Given records:
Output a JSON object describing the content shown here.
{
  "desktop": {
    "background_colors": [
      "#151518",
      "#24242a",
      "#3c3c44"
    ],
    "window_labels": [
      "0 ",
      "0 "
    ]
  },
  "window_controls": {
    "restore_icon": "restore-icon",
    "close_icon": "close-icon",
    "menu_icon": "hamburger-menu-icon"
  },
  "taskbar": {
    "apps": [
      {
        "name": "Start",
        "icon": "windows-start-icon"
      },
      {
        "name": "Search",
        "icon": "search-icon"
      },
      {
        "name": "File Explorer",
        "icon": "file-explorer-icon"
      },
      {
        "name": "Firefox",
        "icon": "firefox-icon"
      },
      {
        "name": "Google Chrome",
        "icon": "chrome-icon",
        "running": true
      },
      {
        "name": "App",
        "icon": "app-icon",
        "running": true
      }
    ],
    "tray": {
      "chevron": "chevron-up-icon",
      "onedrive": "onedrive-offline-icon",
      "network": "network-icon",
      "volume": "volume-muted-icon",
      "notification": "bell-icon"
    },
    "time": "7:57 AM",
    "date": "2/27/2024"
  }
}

Task goal: Repeat the entries above exactly, leaving nothing out.

Correct response:
Output a JSON object describing the content shown here.
{
  "desktop": {
    "background_colors": [
      "#151518",
      "#24242a",
      "#3c3c44"
    ],
    "window_labels": [
      "0 ",
      "0 "
    ]
  },
  "window_controls": {
    "restore_icon": "restore-icon",
    "close_icon": "close-icon",
    "menu_icon": "hamburger-menu-icon"
  },
  "taskbar": {
    "apps": [
      {
        "name": "Start",
        "icon": "windows-start-icon"
      },
      {
        "name": "Search",
        "icon": "search-icon"
      },
      {
        "name": "File Explorer",
        "icon": "file-explorer-icon"
      },
      {
        "name": "Firefox",
        "icon": "firefox-icon"
      },
      {
        "name": "Google Chrome",
        "icon": "chrome-icon",
        "running": true
      },
      {
        "name": "App",
        "icon": "app-icon",
        "running": true
      }
    ],
    "tray": {
      "chevron": "chevron-up-icon",
      "onedrive": "onedrive-offline-icon",
      "network": "network-icon",
      "volume": "volume-muted-icon",
      "notification": "bell-icon"
    },
    "time": "7:57 AM",
    "date": "2/27/2024"
  }
}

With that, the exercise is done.